▶ INSTRUCTIONS TO FOLLOW
Count the lines in the entries below that include the word "title". Give nothing but the number.

Begin

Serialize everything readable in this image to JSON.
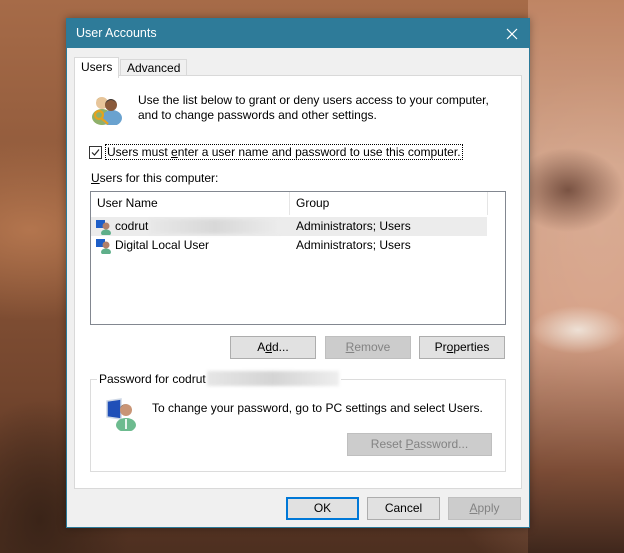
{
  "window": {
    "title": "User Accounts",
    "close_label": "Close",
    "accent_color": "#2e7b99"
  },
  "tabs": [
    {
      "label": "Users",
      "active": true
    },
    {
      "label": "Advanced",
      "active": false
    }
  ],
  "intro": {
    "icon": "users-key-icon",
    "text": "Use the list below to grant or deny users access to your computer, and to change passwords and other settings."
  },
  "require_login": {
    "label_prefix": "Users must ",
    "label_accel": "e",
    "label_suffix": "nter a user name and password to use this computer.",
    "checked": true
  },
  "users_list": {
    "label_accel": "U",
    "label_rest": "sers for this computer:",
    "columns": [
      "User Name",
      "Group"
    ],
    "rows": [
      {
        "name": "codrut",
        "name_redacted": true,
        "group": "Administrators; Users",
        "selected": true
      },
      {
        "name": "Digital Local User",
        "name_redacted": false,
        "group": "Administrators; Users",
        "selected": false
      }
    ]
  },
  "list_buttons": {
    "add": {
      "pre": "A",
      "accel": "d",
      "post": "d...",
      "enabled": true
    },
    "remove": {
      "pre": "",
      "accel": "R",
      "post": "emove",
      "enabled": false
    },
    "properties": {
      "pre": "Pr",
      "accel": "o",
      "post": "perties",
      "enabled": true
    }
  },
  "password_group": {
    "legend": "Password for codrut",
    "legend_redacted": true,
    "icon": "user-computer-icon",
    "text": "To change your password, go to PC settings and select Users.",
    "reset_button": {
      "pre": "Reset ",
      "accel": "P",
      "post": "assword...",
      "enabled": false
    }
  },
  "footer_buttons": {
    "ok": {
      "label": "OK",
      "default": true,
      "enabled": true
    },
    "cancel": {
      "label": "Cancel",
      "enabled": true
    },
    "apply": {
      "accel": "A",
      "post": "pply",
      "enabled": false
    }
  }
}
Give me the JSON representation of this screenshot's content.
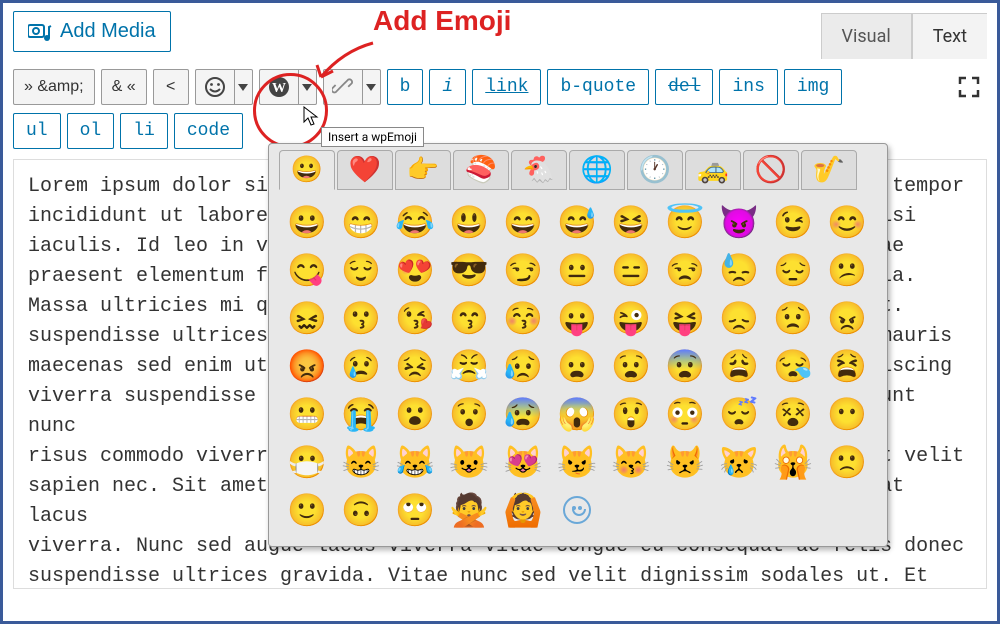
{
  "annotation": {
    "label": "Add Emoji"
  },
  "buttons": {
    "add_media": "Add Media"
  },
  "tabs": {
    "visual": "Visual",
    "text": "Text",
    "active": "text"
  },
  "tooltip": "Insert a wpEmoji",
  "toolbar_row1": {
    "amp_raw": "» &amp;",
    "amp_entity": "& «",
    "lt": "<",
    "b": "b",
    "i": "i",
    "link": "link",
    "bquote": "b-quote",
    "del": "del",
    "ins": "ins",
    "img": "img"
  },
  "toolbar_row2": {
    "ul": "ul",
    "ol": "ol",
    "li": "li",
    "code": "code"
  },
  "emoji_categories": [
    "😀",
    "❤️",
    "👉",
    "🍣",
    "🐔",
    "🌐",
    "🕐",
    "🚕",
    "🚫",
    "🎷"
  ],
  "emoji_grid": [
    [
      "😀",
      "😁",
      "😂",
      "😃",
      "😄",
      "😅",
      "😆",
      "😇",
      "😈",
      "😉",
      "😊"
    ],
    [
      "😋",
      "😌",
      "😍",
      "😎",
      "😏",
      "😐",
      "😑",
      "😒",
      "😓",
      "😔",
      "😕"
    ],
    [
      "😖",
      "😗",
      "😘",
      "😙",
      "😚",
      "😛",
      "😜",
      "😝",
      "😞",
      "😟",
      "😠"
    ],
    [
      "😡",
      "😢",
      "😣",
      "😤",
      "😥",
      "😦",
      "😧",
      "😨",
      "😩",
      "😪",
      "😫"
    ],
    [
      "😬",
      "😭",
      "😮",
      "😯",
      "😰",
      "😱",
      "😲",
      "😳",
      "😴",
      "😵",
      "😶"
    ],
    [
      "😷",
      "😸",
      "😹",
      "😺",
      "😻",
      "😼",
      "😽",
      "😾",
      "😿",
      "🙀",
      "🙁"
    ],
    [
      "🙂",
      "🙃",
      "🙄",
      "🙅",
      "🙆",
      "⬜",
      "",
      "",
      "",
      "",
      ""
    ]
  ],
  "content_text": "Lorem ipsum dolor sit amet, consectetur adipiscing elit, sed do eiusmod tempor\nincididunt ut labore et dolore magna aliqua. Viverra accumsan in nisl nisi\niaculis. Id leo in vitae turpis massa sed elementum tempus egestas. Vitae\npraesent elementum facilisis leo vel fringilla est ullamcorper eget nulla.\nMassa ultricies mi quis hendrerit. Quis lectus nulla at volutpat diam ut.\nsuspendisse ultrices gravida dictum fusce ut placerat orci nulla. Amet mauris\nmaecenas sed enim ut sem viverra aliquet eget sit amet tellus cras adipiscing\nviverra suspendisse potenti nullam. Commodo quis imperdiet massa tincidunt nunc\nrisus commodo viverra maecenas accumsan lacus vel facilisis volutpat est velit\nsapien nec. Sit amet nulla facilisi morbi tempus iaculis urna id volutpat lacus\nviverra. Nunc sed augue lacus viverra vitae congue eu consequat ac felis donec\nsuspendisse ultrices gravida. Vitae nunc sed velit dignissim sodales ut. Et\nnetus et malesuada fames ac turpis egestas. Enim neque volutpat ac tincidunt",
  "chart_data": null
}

End
Begin

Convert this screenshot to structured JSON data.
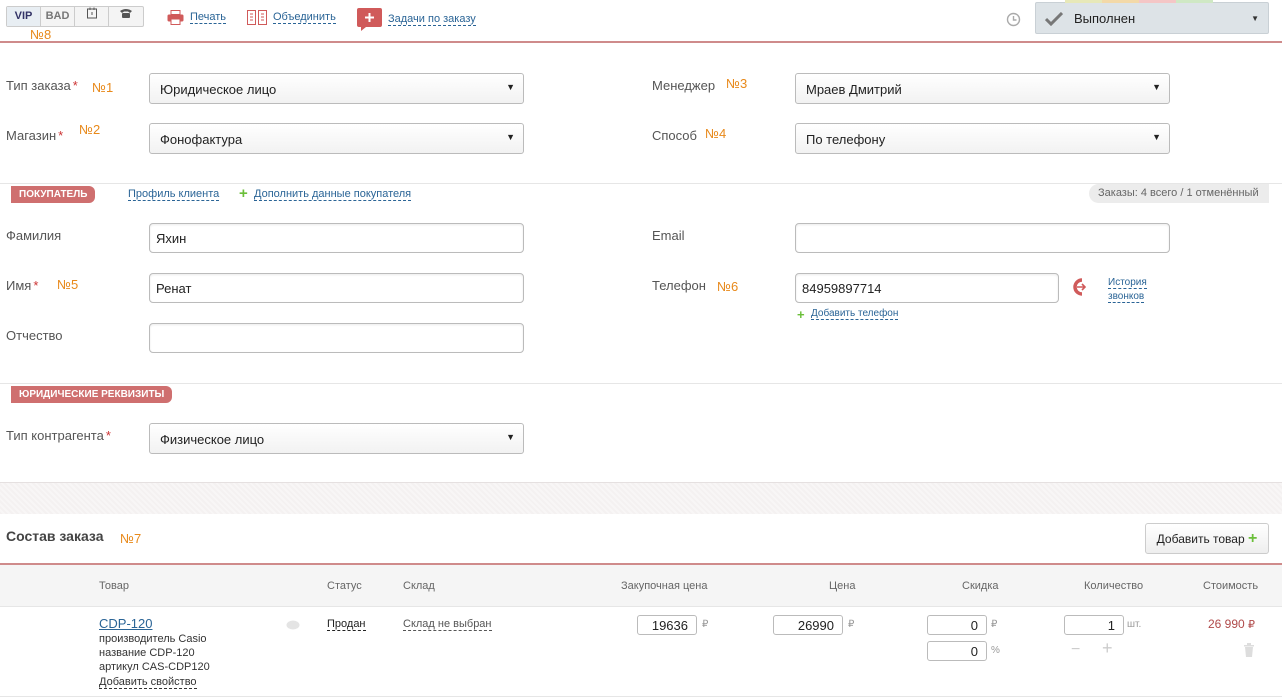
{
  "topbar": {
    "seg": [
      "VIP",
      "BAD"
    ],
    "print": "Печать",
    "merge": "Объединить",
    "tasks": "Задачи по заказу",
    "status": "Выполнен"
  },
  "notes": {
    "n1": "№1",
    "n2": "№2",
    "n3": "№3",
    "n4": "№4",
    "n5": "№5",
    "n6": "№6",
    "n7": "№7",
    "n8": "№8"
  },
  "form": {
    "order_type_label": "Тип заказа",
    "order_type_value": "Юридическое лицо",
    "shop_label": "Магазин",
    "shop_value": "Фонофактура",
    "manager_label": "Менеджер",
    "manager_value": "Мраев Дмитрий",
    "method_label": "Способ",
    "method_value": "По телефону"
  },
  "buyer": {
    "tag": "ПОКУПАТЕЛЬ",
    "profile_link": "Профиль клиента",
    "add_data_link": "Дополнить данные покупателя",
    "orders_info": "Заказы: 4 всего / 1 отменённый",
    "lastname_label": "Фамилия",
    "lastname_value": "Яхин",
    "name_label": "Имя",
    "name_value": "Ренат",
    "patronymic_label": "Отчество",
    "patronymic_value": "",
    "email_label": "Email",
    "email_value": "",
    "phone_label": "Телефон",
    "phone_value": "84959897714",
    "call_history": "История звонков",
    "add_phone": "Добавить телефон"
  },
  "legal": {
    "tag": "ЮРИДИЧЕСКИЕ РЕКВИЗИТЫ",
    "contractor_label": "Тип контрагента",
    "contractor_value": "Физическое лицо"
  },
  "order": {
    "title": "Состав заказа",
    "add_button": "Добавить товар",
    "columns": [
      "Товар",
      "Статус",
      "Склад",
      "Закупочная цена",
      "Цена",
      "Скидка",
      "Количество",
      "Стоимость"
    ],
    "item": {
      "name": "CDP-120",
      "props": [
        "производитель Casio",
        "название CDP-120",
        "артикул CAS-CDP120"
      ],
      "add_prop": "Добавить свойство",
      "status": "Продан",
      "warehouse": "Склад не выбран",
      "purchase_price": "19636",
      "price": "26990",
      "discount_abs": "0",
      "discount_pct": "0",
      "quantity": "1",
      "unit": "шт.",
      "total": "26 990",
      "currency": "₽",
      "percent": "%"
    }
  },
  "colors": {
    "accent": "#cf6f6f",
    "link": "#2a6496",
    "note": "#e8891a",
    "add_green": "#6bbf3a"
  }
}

End

▶ SOLUTION
2